Information shown —
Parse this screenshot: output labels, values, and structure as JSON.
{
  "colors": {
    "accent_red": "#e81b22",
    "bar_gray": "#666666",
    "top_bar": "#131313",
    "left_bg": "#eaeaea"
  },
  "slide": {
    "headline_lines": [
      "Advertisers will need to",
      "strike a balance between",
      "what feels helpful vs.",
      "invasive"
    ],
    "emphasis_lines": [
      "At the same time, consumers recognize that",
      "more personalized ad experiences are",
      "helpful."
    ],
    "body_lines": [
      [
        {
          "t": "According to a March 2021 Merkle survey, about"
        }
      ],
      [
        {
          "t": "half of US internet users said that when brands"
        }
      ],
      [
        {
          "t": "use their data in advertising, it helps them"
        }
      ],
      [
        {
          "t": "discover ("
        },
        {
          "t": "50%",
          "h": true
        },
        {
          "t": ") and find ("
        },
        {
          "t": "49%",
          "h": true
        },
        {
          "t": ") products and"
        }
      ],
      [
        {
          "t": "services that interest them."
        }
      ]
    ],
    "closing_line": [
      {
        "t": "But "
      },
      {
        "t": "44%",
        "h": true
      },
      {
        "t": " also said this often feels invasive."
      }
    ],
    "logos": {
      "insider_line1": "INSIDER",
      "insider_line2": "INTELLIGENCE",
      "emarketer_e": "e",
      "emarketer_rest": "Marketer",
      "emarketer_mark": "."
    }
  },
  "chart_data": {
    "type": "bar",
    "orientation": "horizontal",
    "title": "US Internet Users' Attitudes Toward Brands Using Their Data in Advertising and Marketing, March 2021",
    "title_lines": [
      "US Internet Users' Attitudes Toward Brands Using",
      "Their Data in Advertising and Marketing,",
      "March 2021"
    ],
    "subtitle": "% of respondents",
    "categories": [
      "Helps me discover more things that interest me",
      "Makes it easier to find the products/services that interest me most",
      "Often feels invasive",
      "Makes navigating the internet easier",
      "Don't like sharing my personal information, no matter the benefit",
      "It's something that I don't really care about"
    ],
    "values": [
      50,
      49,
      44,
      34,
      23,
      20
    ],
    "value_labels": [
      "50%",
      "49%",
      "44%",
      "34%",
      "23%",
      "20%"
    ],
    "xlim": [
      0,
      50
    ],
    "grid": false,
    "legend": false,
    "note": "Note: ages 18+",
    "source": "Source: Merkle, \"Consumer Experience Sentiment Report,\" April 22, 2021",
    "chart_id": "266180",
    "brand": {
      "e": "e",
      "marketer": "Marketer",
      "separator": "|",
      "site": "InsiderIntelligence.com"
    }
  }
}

The request —
Please give back all of the records exactly as written.

Result —
Parse this screenshot: output labels, values, and structure as JSON.
{
  "colors": {
    "accent_red": "#e81b22",
    "bar_gray": "#666666",
    "top_bar": "#131313",
    "left_bg": "#eaeaea"
  },
  "slide": {
    "headline_lines": [
      "Advertisers will need to",
      "strike a balance between",
      "what feels helpful vs.",
      "invasive"
    ],
    "emphasis_lines": [
      "At the same time, consumers recognize that",
      "more personalized ad experiences are",
      "helpful."
    ],
    "body_lines": [
      [
        {
          "t": "According to a March 2021 Merkle survey, about"
        }
      ],
      [
        {
          "t": "half of US internet users said that when brands"
        }
      ],
      [
        {
          "t": "use their data in advertising, it helps them"
        }
      ],
      [
        {
          "t": "discover ("
        },
        {
          "t": "50%",
          "h": true
        },
        {
          "t": ") and find ("
        },
        {
          "t": "49%",
          "h": true
        },
        {
          "t": ") products and"
        }
      ],
      [
        {
          "t": "services that interest them."
        }
      ]
    ],
    "closing_line": [
      {
        "t": "But "
      },
      {
        "t": "44%",
        "h": true
      },
      {
        "t": " also said this often feels invasive."
      }
    ],
    "logos": {
      "insider_line1": "INSIDER",
      "insider_line2": "INTELLIGENCE",
      "emarketer_e": "e",
      "emarketer_rest": "Marketer",
      "emarketer_mark": "."
    }
  },
  "chart_data": {
    "type": "bar",
    "orientation": "horizontal",
    "title": "US Internet Users' Attitudes Toward Brands Using Their Data in Advertising and Marketing, March 2021",
    "title_lines": [
      "US Internet Users' Attitudes Toward Brands Using",
      "Their Data in Advertising and Marketing,",
      "March 2021"
    ],
    "subtitle": "% of respondents",
    "categories": [
      "Helps me discover more things that interest me",
      "Makes it easier to find the products/services that interest me most",
      "Often feels invasive",
      "Makes navigating the internet easier",
      "Don't like sharing my personal information, no matter the benefit",
      "It's something that I don't really care about"
    ],
    "values": [
      50,
      49,
      44,
      34,
      23,
      20
    ],
    "value_labels": [
      "50%",
      "49%",
      "44%",
      "34%",
      "23%",
      "20%"
    ],
    "xlim": [
      0,
      50
    ],
    "grid": false,
    "legend": false,
    "note": "Note: ages 18+",
    "source": "Source: Merkle, \"Consumer Experience Sentiment Report,\" April 22, 2021",
    "chart_id": "266180",
    "brand": {
      "e": "e",
      "marketer": "Marketer",
      "separator": "|",
      "site": "InsiderIntelligence.com"
    }
  }
}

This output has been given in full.